### [TO DO]
Going through the material below, please gather all lines with the word "可以分成" in them.

* Begin SOURCE MATERIAL *

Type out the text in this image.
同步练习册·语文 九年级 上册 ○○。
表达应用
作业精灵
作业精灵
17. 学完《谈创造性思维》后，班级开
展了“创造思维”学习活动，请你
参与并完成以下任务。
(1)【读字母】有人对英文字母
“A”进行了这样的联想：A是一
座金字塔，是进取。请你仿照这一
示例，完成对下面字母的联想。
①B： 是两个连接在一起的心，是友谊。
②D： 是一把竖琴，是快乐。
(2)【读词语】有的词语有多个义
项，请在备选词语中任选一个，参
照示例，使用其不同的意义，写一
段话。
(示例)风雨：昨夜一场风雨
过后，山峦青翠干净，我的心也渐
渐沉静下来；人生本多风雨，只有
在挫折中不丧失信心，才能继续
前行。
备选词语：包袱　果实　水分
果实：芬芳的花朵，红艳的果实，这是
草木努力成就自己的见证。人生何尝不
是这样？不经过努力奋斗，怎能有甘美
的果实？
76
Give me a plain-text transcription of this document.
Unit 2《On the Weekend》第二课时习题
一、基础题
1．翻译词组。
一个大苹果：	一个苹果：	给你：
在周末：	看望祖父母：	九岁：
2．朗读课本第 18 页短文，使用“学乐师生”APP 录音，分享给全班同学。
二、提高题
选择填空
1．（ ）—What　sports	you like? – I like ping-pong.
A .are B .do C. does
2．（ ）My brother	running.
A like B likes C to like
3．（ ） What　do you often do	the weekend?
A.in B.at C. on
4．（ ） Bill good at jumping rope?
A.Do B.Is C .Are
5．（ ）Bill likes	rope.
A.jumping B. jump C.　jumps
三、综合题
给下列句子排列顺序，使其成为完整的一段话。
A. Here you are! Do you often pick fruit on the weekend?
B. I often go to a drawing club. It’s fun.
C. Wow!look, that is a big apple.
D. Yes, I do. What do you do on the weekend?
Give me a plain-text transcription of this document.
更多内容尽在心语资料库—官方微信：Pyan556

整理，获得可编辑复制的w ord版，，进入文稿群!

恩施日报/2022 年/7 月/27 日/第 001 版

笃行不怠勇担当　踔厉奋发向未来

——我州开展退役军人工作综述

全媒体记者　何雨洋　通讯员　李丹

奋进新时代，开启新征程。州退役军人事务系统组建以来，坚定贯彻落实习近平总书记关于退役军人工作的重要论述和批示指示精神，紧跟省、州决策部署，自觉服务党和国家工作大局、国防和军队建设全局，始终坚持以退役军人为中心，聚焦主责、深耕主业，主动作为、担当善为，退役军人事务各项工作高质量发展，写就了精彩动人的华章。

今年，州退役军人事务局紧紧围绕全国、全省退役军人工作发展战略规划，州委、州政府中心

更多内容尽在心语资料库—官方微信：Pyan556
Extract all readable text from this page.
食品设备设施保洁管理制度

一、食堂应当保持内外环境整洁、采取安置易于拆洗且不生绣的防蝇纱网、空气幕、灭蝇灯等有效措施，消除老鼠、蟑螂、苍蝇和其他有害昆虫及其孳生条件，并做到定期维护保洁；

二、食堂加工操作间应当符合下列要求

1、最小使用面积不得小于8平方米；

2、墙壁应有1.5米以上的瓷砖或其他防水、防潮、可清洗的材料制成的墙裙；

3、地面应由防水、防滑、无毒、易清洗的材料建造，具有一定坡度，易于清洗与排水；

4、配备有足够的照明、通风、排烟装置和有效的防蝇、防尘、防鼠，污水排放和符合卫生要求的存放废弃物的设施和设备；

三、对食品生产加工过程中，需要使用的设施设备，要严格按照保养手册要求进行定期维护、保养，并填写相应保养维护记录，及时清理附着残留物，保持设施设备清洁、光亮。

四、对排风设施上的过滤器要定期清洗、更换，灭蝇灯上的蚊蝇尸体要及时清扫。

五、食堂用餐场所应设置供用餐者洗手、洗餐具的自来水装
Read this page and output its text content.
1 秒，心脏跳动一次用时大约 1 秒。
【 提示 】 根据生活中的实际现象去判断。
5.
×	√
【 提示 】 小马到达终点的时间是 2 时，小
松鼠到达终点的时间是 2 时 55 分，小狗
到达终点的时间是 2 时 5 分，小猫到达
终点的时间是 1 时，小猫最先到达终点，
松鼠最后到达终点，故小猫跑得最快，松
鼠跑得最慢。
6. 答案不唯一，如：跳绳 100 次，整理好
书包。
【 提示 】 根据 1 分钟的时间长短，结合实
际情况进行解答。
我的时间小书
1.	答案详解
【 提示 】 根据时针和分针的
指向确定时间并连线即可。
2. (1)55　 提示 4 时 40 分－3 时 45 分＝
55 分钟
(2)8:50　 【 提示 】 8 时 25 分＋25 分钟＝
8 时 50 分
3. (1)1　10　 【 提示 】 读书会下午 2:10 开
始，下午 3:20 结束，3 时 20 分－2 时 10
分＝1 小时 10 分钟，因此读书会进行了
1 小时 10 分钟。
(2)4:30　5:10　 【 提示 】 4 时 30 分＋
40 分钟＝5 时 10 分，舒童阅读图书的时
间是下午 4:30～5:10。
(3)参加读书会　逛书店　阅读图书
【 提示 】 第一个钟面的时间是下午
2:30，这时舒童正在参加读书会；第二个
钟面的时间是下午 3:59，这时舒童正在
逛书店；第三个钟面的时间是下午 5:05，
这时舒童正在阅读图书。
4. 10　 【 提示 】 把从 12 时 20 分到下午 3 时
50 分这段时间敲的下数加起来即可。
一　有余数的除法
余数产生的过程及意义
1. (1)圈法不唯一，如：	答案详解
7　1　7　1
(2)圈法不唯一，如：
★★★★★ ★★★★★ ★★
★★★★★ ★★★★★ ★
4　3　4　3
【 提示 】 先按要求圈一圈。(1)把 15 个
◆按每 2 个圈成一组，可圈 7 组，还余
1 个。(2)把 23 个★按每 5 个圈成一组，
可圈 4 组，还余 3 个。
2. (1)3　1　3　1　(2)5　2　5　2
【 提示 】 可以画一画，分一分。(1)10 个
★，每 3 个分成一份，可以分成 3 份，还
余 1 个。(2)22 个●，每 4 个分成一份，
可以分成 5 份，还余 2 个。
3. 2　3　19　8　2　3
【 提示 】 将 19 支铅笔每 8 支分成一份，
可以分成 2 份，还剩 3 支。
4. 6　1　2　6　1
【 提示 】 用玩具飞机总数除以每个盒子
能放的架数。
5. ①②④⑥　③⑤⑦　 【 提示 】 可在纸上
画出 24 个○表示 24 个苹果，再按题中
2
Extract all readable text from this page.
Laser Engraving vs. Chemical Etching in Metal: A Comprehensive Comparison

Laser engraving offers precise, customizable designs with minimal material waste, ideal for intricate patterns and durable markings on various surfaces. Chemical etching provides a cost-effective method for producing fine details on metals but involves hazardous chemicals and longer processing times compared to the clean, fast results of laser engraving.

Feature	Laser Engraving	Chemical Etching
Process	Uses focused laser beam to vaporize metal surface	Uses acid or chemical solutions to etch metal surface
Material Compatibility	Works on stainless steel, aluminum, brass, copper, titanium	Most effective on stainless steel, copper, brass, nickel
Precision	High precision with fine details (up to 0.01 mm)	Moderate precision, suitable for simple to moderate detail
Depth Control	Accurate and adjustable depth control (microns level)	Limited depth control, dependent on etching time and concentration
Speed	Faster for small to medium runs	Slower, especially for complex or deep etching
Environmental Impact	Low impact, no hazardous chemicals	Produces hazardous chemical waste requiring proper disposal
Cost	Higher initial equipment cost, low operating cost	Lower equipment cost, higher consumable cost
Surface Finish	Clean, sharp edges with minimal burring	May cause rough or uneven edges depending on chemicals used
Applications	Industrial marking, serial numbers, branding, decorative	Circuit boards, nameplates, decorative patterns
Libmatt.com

* End SOURCE MATERIAL *

### [OUTPUT FOR THIS TASK]
★，每 3 个分成一份，可以分成 3 份，还
可以分成 5 份，还余 2 个。
可以分成 2 份，还剩 3 支。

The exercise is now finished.